## Task instructions
Using the records that follow, copy every line containing the word "avlønning".
::::
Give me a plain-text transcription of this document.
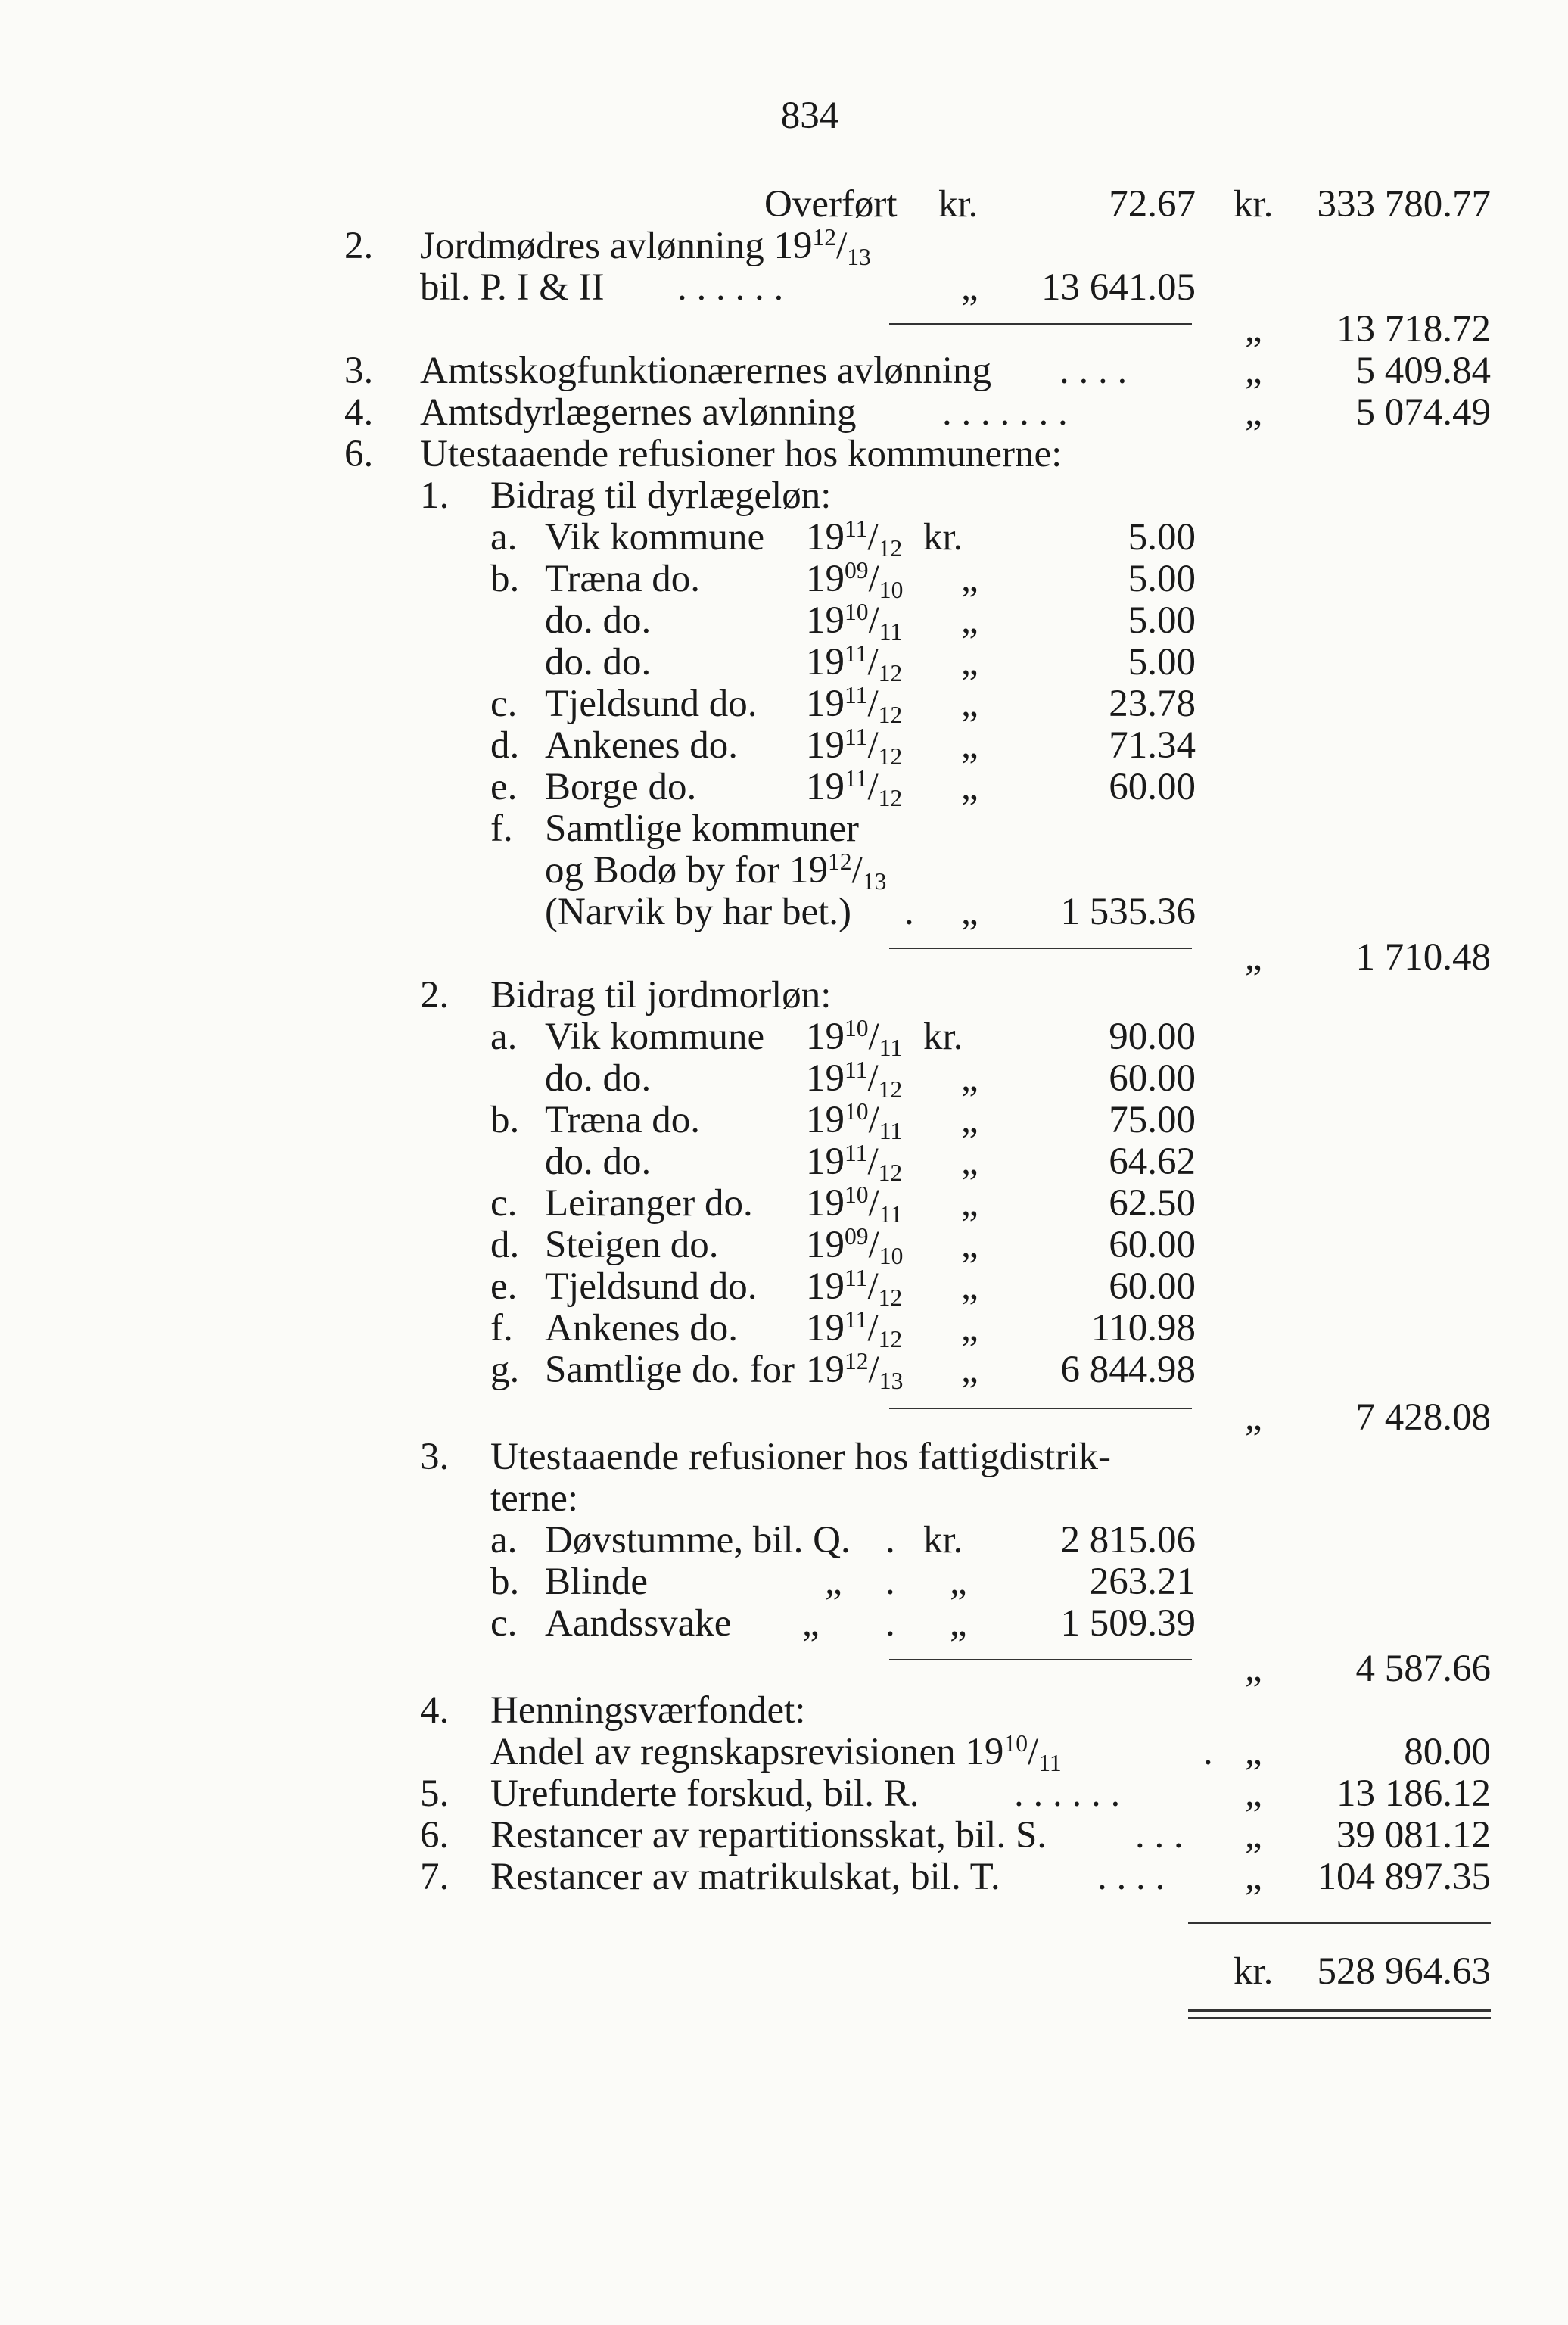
834
Overført kr.	72.67 kr.	333 780.77
2. Jordmødres avlønning $19^{12}/_{13}$
bil. P. I & II . . . . . .	„	13 641.05
„	13 718.72
3. Amtsskogfunktionærernes avlønning . . . .	„	5 409.84
4. Amtsdyrlægernes avlønning . . . . . . .	„	5 074.49
6. Utestaaende refusioner hos kommunerne:
1. Bidrag til dyrlægeløn:
a. Vik kommune $19^{11}/_{12}$ kr.	5.00
b. Træna do.	$19^{09}/_{10}$ „	5.00
do. do.	$19^{10}/_{11}$ „	5.00
do. do.	$19^{11}/_{12}$ „	5.00
c. Tjeldsund do. $19^{11}/_{12}$ „	23.78
d. Ankenes do. $19^{11}/_{12}$ „	71.34
e. Borge do.	$19^{11}/_{12}$ „	60.00
f. Samtlige kommuner
og Bodø by for $19^{12}/_{13}$
(Narvik by har bet.) . „	1 535.36
„	1 710.48
2. Bidrag til jordmorløn:
a. Vik kommune $19^{10}/_{11}$ kr.	90.00
do. do.	$19^{11}/_{12}$ „	60.00
b. Træna do.	$19^{10}/_{11}$ „	75.00
do. do.	$19^{11}/_{12}$ „	64.62
c. Leiranger do. $19^{10}/_{11}$ „	62.50
d. Steigen do. $19^{09}/_{10}$ „	60.00
e. Tjeldsund do. $19^{11}/_{12}$ „	60.00
f. Ankenes do. $19^{11}/_{12}$ „	110.98
g. Samtlige do. for $19^{12}/_{13}$ „	6 844.98
„	7 428.08
3. Utestaaende refusioner hos fattigdistrik-
terne:
a. Døvstumme, bil. Q. . kr.	2 815.06
b. Blinde	„ . „	263.21
c. Aandssvake „ . „	1 509.39
„	4 587.66
4. Henningsværfondet:
Andel av regnskapsrevisionen $19^{10}/_{11}$	. „	80.00
5. Urefunderte forskud, bil. R. . . . . . .	„	13 186.12
6. Restancer av repartitionsskat, bil. S. . . . „	39 081.12
7. Restancer av matrikulskat, bil. T.	. . . . „	104 897.35
kr.	528 964.63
::::
## Reply to the exercise
2. Jordmødres avlønning $19^{12}/_{13}$
3. Amtsskogfunktionærernes avlønning . . . .	„	5 409.84
4. Amtsdyrlægernes avlønning . . . . . . .	„	5 074.49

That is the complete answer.